Using the listing beneath this task, count the lines with the word "Sandesjö" and write only the result.

------ DATA FOR THIS EXERCISE

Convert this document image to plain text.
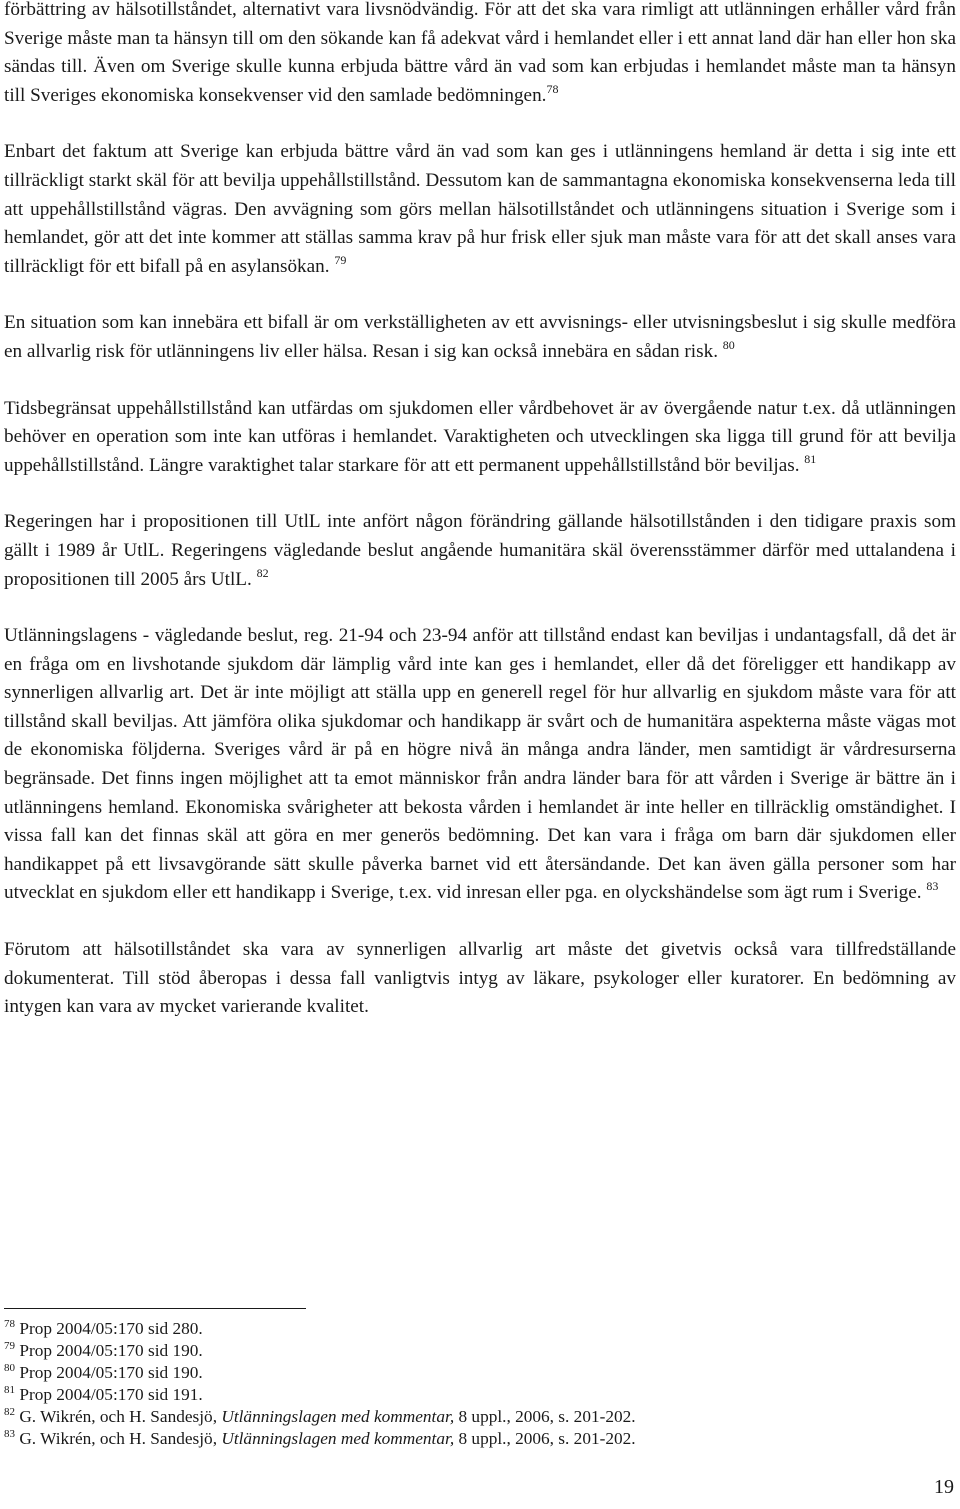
förbättring av hälsotillståndet, alternativt vara livsnödvändig. För att det ska vara rimligt att utlänningen erhåller vård från Sverige måste man ta hänsyn till om den sökande kan få adekvat vård i hemlandet eller i ett annat land där han eller hon ska sändas till. Även om Sverige skulle kunna erbjuda bättre vård än vad som kan erbjudas i hemlandet måste man ta hänsyn till Sveriges ekonomiska konsekvenser vid den samlade bedömningen.$^{78}$

Enbart det faktum att Sverige kan erbjuda bättre vård än vad som kan ges i utlänningens hemland är detta i sig inte ett tillräckligt starkt skäl för att bevilja uppehållstillstånd. Dessutom kan de sammantagna ekonomiska konsekvenserna leda till att uppehållstillstånd vägras. Den avvägning som görs mellan hälsotillståndet och utlänningens situation i Sverige som i hemlandet, gör att det inte kommer att ställas samma krav på hur frisk eller sjuk man måste vara för att det skall anses vara tillräckligt för ett bifall på en asylansökan. $^{79}$

En situation som kan innebära ett bifall är om verkställigheten av ett avvisnings- eller utvisningsbeslut i sig skulle medföra en allvarlig risk för utlänningens liv eller hälsa. Resan i sig kan också innebära en sådan risk. $^{80}$

Tidsbegränsat uppehållstillstånd kan utfärdas om sjukdomen eller vårdbehovet är av övergående natur t.ex. då utlänningen behöver en operation som inte kan utföras i hemlandet. Varaktigheten och utvecklingen ska ligga till grund för att bevilja uppehållstillstånd. Längre varaktighet talar starkare för att ett permanent uppehållstillstånd bör beviljas. $^{81}$

Regeringen har i propositionen till UtlL inte anfört någon förändring gällande hälsotillstånden i den tidigare praxis som gällt i 1989 år UtlL. Regeringens vägledande beslut angående humanitära skäl överensstämmer därför med uttalandena i propositionen till 2005 års UtlL. $^{82}$

Utlänningslagens - vägledande beslut, reg. 21-94 och 23-94 anför att tillstånd endast kan beviljas i undantagsfall, då det är en fråga om en livshotande sjukdom där lämplig vård inte kan ges i hemlandet, eller då det föreligger ett handikapp av synnerligen allvarlig art. Det är inte möjligt att ställa upp en generell regel för hur allvarlig en sjukdom måste vara för att tillstånd skall beviljas. Att jämföra olika sjukdomar och handikapp är svårt och de humanitära aspekterna måste vägas mot de ekonomiska följderna. Sveriges vård är på en högre nivå än många andra länder, men samtidigt är vårdresurserna begränsade. Det finns ingen möjlighet att ta emot människor från andra länder bara för att vården i Sverige är bättre än i utlänningens hemland. Ekonomiska svårigheter att bekosta vården i hemlandet är inte heller en tillräcklig omständighet. I vissa fall kan det finnas skäl att göra en mer generös bedömning. Det kan vara i fråga om barn där sjukdomen eller handikappet på ett livsavgörande sätt skulle påverka barnet vid ett återsändande. Det kan även gälla personer som har utvecklat en sjukdom eller ett handikapp i Sverige, t.ex. vid inresan eller pga. en olyckshändelse som ägt rum i Sverige. $^{83}$

Förutom att hälsotillståndet ska vara av synnerligen allvarlig art måste det givetvis också vara tillfredställande dokumenterat. Till stöd åberopas i dessa fall vanligtvis intyg av läkare, psykologer eller kuratorer. En bedömning av intygen kan vara av mycket varierande kvalitet.

$^{78}$ Prop 2004/05:170 sid 280.

$^{79}$ Prop 2004/05:170 sid 190.

$^{80}$ Prop 2004/05:170 sid 190.

$^{81}$ Prop 2004/05:170 sid 191.

$^{82}$ G. Wikrén, och H. Sandesjö, Utlänningslagen med kommentar, 8 uppl., 2006, s. 201-202.

$^{83}$ G. Wikrén, och H. Sandesjö, Utlänningslagen med kommentar, 8 uppl., 2006, s. 201-202.

19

------------

[OUTPUT] 2